━━━━━ DATA RECORDS ━━━━━

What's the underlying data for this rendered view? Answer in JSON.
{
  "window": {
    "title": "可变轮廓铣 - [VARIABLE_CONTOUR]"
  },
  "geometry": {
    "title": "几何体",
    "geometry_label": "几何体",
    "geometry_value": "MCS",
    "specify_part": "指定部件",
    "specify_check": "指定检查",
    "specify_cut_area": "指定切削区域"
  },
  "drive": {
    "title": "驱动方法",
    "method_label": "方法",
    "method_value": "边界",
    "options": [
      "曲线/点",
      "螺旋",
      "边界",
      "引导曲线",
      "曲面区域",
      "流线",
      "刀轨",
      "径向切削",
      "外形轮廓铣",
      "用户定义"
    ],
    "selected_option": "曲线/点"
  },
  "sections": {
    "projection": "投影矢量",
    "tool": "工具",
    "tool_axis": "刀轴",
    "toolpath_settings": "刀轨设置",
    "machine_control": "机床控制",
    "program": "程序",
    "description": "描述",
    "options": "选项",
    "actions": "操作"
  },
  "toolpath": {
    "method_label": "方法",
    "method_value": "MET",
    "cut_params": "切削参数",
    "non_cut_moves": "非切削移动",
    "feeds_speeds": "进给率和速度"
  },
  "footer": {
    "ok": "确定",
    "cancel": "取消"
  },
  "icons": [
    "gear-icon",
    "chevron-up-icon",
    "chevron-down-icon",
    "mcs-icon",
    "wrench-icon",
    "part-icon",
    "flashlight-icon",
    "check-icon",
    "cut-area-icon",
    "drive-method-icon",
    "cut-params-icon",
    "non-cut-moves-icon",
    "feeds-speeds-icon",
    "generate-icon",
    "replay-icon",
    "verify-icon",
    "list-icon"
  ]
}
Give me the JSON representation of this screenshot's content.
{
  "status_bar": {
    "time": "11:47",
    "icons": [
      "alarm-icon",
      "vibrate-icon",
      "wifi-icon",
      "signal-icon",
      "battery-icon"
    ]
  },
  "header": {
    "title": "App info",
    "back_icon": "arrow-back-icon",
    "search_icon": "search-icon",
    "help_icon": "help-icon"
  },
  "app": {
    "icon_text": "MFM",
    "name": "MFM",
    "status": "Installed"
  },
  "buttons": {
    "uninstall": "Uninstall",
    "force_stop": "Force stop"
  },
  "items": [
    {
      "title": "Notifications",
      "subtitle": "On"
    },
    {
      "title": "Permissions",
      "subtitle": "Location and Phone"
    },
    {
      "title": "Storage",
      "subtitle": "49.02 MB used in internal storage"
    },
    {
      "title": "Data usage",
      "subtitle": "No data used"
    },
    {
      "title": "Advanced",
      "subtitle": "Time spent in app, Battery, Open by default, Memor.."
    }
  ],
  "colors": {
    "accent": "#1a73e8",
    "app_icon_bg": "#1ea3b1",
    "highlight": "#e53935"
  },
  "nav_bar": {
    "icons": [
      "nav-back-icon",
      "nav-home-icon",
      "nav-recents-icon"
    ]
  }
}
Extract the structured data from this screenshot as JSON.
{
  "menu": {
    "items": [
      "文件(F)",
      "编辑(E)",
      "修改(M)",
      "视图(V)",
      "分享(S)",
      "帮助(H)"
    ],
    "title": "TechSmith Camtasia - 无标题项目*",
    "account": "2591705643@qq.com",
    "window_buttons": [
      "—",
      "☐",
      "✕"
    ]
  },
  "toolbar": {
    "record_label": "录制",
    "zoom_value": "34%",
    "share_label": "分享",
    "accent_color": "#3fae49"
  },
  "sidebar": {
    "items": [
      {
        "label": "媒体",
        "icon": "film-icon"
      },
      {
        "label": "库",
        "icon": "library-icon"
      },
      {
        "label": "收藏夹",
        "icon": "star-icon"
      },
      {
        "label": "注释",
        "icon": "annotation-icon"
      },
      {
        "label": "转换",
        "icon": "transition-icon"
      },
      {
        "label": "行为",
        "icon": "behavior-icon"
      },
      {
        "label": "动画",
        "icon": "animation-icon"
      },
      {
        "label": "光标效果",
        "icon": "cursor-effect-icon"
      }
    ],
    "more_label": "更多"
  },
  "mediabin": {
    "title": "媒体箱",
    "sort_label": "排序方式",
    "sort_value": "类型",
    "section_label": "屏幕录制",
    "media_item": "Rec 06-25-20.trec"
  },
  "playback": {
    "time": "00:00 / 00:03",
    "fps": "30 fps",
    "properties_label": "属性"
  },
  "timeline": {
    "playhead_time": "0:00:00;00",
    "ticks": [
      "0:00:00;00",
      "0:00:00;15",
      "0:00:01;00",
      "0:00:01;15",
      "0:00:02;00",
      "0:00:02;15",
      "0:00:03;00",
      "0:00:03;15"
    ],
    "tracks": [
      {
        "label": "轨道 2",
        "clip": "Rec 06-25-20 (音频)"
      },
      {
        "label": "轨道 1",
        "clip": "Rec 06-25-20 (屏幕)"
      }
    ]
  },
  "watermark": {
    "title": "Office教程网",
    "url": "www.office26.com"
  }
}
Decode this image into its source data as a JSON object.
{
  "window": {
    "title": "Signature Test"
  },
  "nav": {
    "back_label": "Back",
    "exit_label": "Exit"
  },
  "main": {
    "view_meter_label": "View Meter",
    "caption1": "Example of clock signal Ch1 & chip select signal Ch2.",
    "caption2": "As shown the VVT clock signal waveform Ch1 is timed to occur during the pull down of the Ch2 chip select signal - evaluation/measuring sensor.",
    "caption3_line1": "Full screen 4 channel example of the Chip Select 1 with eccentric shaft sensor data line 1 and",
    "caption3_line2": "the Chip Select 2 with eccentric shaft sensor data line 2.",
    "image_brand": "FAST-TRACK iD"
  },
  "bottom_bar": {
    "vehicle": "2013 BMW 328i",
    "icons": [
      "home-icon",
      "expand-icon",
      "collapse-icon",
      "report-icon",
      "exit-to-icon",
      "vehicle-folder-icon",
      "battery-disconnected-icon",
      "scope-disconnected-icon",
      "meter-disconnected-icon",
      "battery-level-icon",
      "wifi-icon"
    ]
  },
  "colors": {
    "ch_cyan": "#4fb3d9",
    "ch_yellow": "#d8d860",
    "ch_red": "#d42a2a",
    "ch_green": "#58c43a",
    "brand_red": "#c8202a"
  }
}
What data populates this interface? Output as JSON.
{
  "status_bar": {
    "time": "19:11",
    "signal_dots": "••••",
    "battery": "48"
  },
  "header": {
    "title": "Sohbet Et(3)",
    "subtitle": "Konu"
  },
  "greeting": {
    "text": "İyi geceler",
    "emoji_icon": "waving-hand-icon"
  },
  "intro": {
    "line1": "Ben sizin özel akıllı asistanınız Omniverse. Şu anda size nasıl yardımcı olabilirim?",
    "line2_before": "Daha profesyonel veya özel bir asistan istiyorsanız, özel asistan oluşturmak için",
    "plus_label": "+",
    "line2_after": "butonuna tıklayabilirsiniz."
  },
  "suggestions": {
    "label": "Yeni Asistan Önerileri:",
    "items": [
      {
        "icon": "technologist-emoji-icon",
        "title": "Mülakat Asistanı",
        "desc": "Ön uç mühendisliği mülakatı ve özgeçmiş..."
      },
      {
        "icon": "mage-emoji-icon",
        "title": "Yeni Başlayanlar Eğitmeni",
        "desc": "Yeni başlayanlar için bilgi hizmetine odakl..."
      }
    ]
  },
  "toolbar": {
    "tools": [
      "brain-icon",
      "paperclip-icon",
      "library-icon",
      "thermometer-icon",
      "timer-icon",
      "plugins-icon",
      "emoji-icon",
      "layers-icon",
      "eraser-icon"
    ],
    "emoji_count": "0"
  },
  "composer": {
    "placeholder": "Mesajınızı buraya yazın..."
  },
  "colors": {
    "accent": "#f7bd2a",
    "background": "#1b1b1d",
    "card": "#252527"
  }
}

━━━━━

### [EXERCISE]
Look through the entries above for the word "vehicle". Copy every line where it shows up.

### [THE COMPLETED TASK]
    "vehicle": "2013 BMW 328i",
      "vehicle-folder-icon",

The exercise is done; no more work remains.